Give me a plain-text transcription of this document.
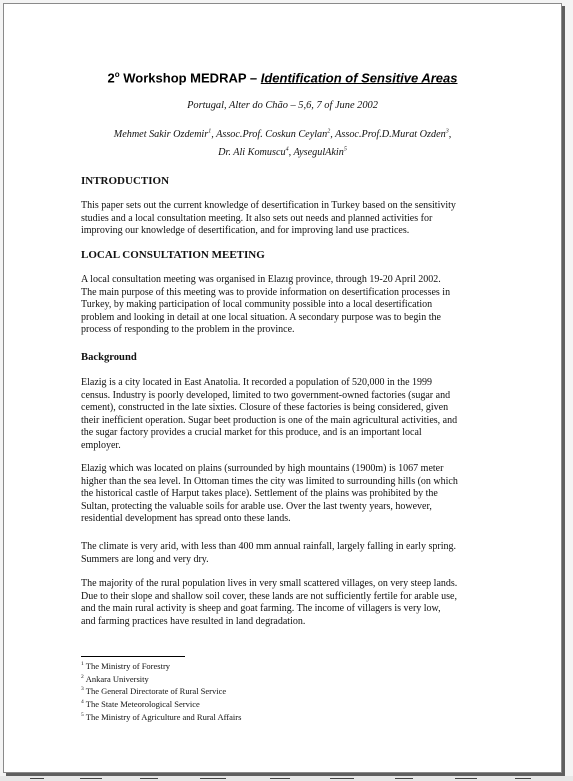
2$^o$ Workshop MEDRAP – Identification of Sensitive Areas
Portugal, Alter do Chão – 5,6, 7 of June 2002
Mehmet Sakir Ozdemir$^1$, Assoc.Prof. Coskun Ceylan$^2$, Assoc.Prof.D.Murat Ozden$^3$,
Dr. Ali Komuscu$^4$, AysegulAkin$^5$
INTRODUCTION

This paper sets out the current knowledge of desertification in Turkey based on the sensitivity
studies and a local consultation meeting. It also sets out needs and planned activities for
improving our knowledge of desertification, and for improving land use practices.

LOCAL CONSULTATION MEETING

A local consultation meeting was organised in Elazıg province, through 19-20 April 2002.
The main purpose of this meeting was to provide information on desertification processes in
Turkey, by making participation of local community possible into a local desertification
problem and looking in detail at one local situation. A secondary purpose was to begin the
process of responding to the problem in the province.

Background

Elazig is a city located in East Anatolia. It recorded a population of 520,000 in the 1999
census. Industry is poorly developed, limited to two government-owned factories (sugar and
cement), constructed in the late sixties. Closure of these factories is being considered, given
their inefficient operation. Sugar beet production is one of the main agricultural activities, and
the sugar factory provides a crucial market for this produce, and is an important local
employer.

Elazig which was located on plains (surrounded by high mountains (1900m) is 1067 meter
higher than the sea level. In Ottoman times the city was limited to surrounding hills (on which
the historical castle of Harput takes place). Settlement of the plains was prohibited by the
Sultan, protecting the valuable soils for arable use. Over the last twenty years, however,
residential development has spread onto these lands.

The climate is very arid, with less than 400 mm annual rainfall, largely falling in early spring.
Summers are long and very dry.

The majority of the rural population lives in very small scattered villages, on very steep lands.
Due to their slope and shallow soil cover, these lands are not sufficiently fertile for arable use,
and the main rural activity is sheep and goat farming. The income of villagers is very low,
and farming practices have resulted in land degradation.

$^1$ The Ministry of Forestry
$^2$ Ankara University
$^3$ The General Directorate of Rural Service
$^4$ The State Meteorological Service
$^5$ The Ministry of Agriculture and Rural Affairs
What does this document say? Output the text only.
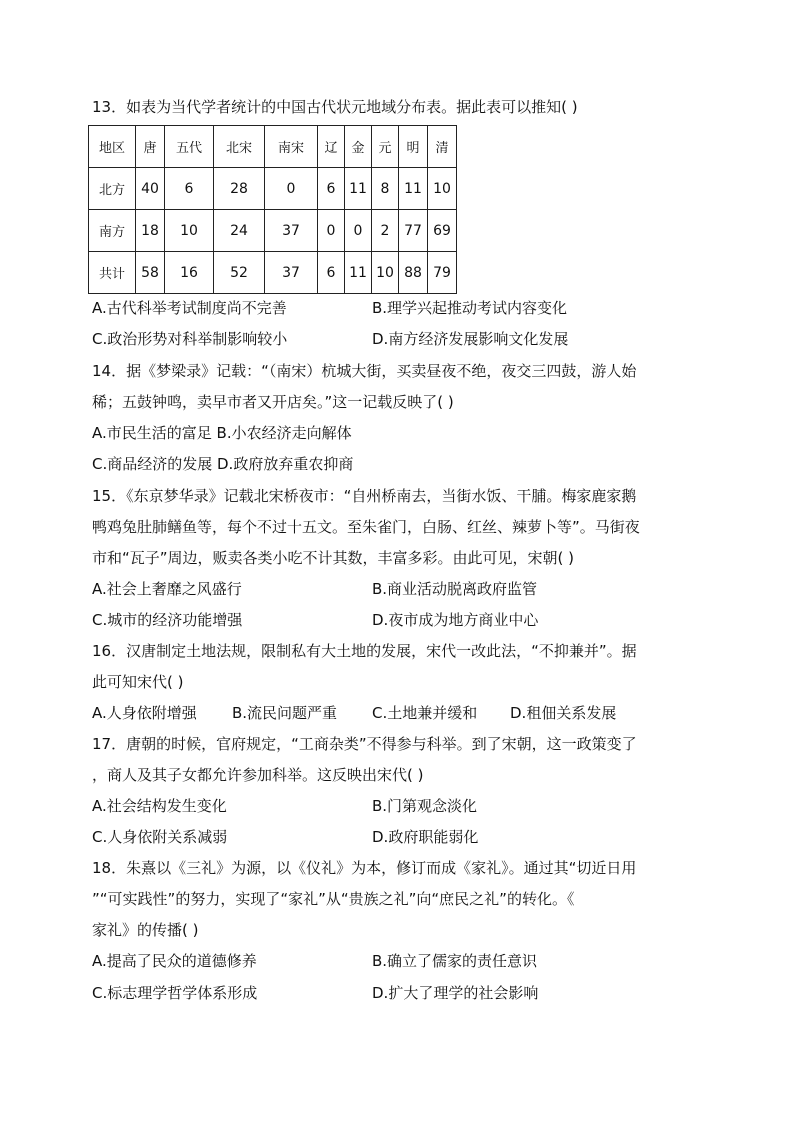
13．如表为当代学者统计的中国古代状元地域分布表。据此表可以推知( )
地区	唐	五代	北宋	南宋	辽	金	元	明	清
北方	40	6	28	0	6	11	8	11	10
南方	18	10	24	37	0	0	2	77	69
共计	58	16	52	37	6	11	10	88	79
A.古代科举考试制度尚不完善	B.理学兴起推动考试内容变化
C.政治形势对科举制影响较小	D.南方经济发展影响文化发展
14．据《梦梁录》记载：“（南宋）杭城大街，买卖昼夜不绝，夜交三四鼓，游人始
稀；五鼓钟鸣，卖早市者又开店矣。”这一记载反映了( )
A.市民生活的富足 B.小农经济走向解体
C.商品经济的发展 D.政府放弃重农抑商
15．《东京梦华录》记载北宋桥夜市：“自州桥南去，当街水饭、干脯。梅家鹿家鹅
鸭鸡兔肚肺鳝鱼等，每个不过十五文。至朱雀门，白肠、红丝、辣萝卜等”。马街夜
市和“瓦子”周边，贩卖各类小吃不计其数，丰富多彩。由此可见，宋朝( )
A.社会上奢靡之风盛行	B.商业活动脱离政府监管
C.城市的经济功能增强	D.夜市成为地方商业中心
16．汉唐制定土地法规，限制私有大土地的发展，宋代一改此法，“不抑兼并”。据
此可知宋代( )
A.人身依附增强 B.流民问题严重 C.土地兼并缓和 D.租佃关系发展
17．唐朝的时候，官府规定，“工商杂类”不得参与科举。到了宋朝，这一政策变了
，商人及其子女都允许参加科举。这反映出宋代( )
A.社会结构发生变化	B.门第观念淡化
C.人身依附关系减弱	D.政府职能弱化
18．朱熹以《三礼》为源，以《仪礼》为本，修订而成《家礼》。通过其“切近日用
”“可实践性”的努力，实现了“家礼”从“贵族之礼”向“庶民之礼”的转化。《
家礼》的传播( )
A.提高了民众的道德修养	B.确立了儒家的责任意识
C.标志理学哲学体系形成	D.扩大了理学的社会影响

● Stated problem: Scan the records above for the string "province", then report every line that contains it.

● Final answer:
A local consultation meeting was organised in Elazıg province, through 19-20 April 2002.
process of responding to the problem in the province.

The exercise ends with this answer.